_Requirements_. The data below must be copied in full and without any change.

[Start of Task input]

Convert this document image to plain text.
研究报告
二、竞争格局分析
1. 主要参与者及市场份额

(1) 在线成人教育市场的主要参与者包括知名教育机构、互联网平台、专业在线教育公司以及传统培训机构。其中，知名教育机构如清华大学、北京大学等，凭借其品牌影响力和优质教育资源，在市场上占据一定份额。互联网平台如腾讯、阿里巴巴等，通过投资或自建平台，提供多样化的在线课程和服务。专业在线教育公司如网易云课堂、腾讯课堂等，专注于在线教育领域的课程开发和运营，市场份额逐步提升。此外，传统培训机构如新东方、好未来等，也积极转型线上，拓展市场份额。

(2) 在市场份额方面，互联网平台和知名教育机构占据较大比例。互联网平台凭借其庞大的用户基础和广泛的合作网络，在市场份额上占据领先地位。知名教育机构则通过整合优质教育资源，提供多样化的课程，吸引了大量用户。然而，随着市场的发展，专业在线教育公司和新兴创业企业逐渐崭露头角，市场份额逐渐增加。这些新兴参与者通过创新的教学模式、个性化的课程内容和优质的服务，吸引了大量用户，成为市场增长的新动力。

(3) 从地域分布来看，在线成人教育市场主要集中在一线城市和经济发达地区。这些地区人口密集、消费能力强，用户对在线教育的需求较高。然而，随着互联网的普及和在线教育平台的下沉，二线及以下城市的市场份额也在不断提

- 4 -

[End of Task input]

_In response_.
Convert this document image to plain text.
研究报告
二、竞争格局分析
1. 主要参与者及市场份额

(1) 在线成人教育市场的主要参与者包括知名教育机构、互联网平台、专业在线教育公司以及传统培训机构。其中，知名教育机构如清华大学、北京大学等，凭借其品牌影响力和优质教育资源，在市场上占据一定份额。互联网平台如腾讯、阿里巴巴等，通过投资或自建平台，提供多样化的在线课程和服务。专业在线教育公司如网易云课堂、腾讯课堂等，专注于在线教育领域的课程开发和运营，市场份额逐步提升。此外，传统培训机构如新东方、好未来等，也积极转型线上，拓展市场份额。

(2) 在市场份额方面，互联网平台和知名教育机构占据较大比例。互联网平台凭借其庞大的用户基础和广泛的合作网络，在市场份额上占据领先地位。知名教育机构则通过整合优质教育资源，提供多样化的课程，吸引了大量用户。然而，随着市场的发展，专业在线教育公司和新兴创业企业逐渐崭露头角，市场份额逐渐增加。这些新兴参与者通过创新的教学模式、个性化的课程内容和优质的服务，吸引了大量用户，成为市场增长的新动力。

(3) 从地域分布来看，在线成人教育市场主要集中在一线城市和经济发达地区。这些地区人口密集、消费能力强，用户对在线教育的需求较高。然而，随着互联网的普及和在线教育平台的下沉，二线及以下城市的市场份额也在不断提

- 4 -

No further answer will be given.